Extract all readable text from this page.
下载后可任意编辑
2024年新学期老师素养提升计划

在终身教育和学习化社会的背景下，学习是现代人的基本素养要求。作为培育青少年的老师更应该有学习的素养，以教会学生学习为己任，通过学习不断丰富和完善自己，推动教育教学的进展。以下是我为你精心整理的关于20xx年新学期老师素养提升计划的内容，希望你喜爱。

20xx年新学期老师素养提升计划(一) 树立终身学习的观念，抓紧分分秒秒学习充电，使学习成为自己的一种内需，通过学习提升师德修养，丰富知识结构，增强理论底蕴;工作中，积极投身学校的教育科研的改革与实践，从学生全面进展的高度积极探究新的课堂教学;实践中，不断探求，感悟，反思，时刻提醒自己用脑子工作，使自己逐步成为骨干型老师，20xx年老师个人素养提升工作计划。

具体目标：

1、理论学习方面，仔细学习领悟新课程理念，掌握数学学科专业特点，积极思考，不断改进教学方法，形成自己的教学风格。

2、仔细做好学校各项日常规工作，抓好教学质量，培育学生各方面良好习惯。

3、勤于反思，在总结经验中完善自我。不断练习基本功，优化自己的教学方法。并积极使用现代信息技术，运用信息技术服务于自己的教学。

· · · ·

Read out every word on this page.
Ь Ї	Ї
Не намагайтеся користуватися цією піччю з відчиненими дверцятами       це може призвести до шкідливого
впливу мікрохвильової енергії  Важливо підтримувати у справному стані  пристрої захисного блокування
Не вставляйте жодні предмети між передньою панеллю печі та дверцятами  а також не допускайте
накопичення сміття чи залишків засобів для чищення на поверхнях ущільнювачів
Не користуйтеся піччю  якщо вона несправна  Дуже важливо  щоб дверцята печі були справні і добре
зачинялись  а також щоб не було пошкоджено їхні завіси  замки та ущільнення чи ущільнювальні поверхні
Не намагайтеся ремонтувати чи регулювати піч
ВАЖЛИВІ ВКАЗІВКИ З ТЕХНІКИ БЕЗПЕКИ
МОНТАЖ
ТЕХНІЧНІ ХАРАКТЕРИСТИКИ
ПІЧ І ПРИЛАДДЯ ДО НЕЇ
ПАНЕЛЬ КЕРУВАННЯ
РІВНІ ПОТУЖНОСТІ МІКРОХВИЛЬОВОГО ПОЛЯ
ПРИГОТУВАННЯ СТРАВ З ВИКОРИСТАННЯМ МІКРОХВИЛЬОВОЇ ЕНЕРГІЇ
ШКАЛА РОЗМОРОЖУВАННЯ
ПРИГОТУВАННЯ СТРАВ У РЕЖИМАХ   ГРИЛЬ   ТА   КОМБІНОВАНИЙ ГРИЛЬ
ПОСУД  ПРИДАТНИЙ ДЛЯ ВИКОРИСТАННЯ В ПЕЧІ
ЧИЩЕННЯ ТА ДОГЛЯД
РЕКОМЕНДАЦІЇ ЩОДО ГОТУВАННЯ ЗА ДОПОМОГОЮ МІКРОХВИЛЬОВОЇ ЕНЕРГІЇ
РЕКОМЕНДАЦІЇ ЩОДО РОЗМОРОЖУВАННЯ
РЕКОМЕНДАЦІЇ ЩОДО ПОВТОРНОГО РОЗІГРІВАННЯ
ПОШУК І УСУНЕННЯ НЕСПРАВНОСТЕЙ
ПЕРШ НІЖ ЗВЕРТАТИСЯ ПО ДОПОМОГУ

· · · ·

◆ Written problem ◆
Among the records above, find each line holding the string "ЩОДО" and pull it out.

◆ Result of this task ◆
РЕКОМЕНДАЦІЇ ЩОДО ГОТУВАННЯ ЗА ДОПОМОГОЮ МІКРОХВИЛЬОВОЇ ЕНЕРГІЇ
РЕКОМЕНДАЦІЇ ЩОДО РОЗМОРОЖУВАННЯ
РЕКОМЕНДАЦІЇ ЩОДО ПОВТОРНОГО РОЗІГРІВАННЯ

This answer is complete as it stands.